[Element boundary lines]
== == ==

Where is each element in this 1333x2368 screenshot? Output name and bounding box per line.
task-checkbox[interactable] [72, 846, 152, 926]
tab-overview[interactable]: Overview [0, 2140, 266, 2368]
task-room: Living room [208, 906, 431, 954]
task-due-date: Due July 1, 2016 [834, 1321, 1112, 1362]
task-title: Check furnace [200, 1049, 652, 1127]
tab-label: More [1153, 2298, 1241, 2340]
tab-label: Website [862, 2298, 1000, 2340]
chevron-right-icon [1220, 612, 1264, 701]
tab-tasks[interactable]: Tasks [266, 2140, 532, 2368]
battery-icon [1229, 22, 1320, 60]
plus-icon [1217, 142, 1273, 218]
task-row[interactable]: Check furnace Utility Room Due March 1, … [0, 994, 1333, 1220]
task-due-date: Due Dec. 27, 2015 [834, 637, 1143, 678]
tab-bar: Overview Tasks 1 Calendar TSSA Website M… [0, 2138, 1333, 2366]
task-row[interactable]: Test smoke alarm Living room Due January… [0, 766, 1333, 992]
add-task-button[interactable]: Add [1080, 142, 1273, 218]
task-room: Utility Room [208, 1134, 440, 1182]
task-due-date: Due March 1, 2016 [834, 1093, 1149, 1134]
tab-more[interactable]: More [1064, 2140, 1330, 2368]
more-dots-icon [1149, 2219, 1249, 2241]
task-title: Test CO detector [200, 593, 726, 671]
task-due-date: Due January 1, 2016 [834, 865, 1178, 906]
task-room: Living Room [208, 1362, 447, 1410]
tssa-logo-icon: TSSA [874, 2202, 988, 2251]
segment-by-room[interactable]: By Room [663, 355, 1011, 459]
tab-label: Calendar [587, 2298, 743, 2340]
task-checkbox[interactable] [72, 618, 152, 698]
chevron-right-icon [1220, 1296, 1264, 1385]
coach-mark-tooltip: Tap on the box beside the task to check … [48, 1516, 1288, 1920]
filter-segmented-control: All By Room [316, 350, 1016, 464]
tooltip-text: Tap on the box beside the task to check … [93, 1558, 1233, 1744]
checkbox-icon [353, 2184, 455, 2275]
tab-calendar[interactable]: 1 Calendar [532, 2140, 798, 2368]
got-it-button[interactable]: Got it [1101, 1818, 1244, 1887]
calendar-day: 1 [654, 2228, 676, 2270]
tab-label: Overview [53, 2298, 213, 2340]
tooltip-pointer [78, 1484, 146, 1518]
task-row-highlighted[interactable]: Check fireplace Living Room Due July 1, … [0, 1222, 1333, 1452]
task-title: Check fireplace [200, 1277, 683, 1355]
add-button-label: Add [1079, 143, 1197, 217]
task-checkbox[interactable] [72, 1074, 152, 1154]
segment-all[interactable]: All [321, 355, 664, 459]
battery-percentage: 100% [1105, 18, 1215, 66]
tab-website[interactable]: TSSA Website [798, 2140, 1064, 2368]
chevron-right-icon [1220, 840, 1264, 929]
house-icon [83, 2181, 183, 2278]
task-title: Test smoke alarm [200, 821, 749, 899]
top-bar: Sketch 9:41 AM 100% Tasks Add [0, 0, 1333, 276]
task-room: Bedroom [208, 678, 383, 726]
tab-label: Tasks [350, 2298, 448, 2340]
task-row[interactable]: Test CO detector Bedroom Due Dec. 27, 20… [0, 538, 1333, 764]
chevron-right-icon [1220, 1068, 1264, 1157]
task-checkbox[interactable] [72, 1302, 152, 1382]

== == ==

> Goal of the exercise:
Reproduce these lines verbatim, every one of them.

> Exercise output:
Where is each element in this 1333x2368 screenshot? Output name and bounding box per line.
task-checkbox[interactable] [72, 846, 152, 926]
tab-overview[interactable]: Overview [0, 2140, 266, 2368]
task-room: Living room [208, 906, 431, 954]
task-due-date: Due July 1, 2016 [834, 1321, 1112, 1362]
task-title: Check furnace [200, 1049, 652, 1127]
tab-label: More [1153, 2298, 1241, 2340]
tab-label: Website [862, 2298, 1000, 2340]
chevron-right-icon [1220, 612, 1264, 701]
tab-tasks[interactable]: Tasks [266, 2140, 532, 2368]
battery-icon [1229, 22, 1320, 60]
plus-icon [1217, 142, 1273, 218]
task-row[interactable]: Check furnace Utility Room Due March 1, … [0, 994, 1333, 1220]
task-due-date: Due Dec. 27, 2015 [834, 637, 1143, 678]
tab-bar: Overview Tasks 1 Calendar TSSA Website M… [0, 2138, 1333, 2366]
task-row[interactable]: Test smoke alarm Living room Due January… [0, 766, 1333, 992]
add-task-button[interactable]: Add [1080, 142, 1273, 218]
task-room: Utility Room [208, 1134, 440, 1182]
task-due-date: Due March 1, 2016 [834, 1093, 1149, 1134]
tab-more[interactable]: More [1064, 2140, 1330, 2368]
more-dots-icon [1149, 2219, 1249, 2241]
task-title: Test CO detector [200, 593, 726, 671]
task-due-date: Due January 1, 2016 [834, 865, 1178, 906]
task-room: Living Room [208, 1362, 447, 1410]
tssa-logo-icon: TSSA [874, 2202, 988, 2251]
segment-by-room[interactable]: By Room [663, 355, 1011, 459]
tab-label: Calendar [587, 2298, 743, 2340]
task-checkbox[interactable] [72, 618, 152, 698]
chevron-right-icon [1220, 1296, 1264, 1385]
coach-mark-tooltip: Tap on the box beside the task to check … [48, 1516, 1288, 1920]
filter-segmented-control: All By Room [316, 350, 1016, 464]
tooltip-text: Tap on the box beside the task to check … [93, 1558, 1233, 1744]
checkbox-icon [353, 2184, 455, 2275]
tab-calendar[interactable]: 1 Calendar [532, 2140, 798, 2368]
got-it-button[interactable]: Got it [1101, 1818, 1244, 1887]
calendar-day: 1 [654, 2228, 676, 2270]
tab-label: Overview [53, 2298, 213, 2340]
tooltip-pointer [78, 1484, 146, 1518]
task-row-highlighted[interactable]: Check fireplace Living Room Due July 1, … [0, 1222, 1333, 1452]
task-title: Check fireplace [200, 1277, 683, 1355]
add-button-label: Add [1079, 143, 1197, 217]
task-checkbox[interactable] [72, 1074, 152, 1154]
segment-all[interactable]: All [321, 355, 664, 459]
battery-percentage: 100% [1105, 18, 1215, 66]
tab-website[interactable]: TSSA Website [798, 2140, 1064, 2368]
chevron-right-icon [1220, 840, 1264, 929]
house-icon [83, 2181, 183, 2278]
task-title: Test smoke alarm [200, 821, 749, 899]
top-bar: Sketch 9:41 AM 100% Tasks Add [0, 0, 1333, 276]
task-room: Bedroom [208, 678, 383, 726]
tab-label: Tasks [350, 2298, 448, 2340]
task-row[interactable]: Test CO detector Bedroom Due Dec. 27, 20… [0, 538, 1333, 764]
chevron-right-icon [1220, 1068, 1264, 1157]
task-checkbox[interactable] [72, 1302, 152, 1382]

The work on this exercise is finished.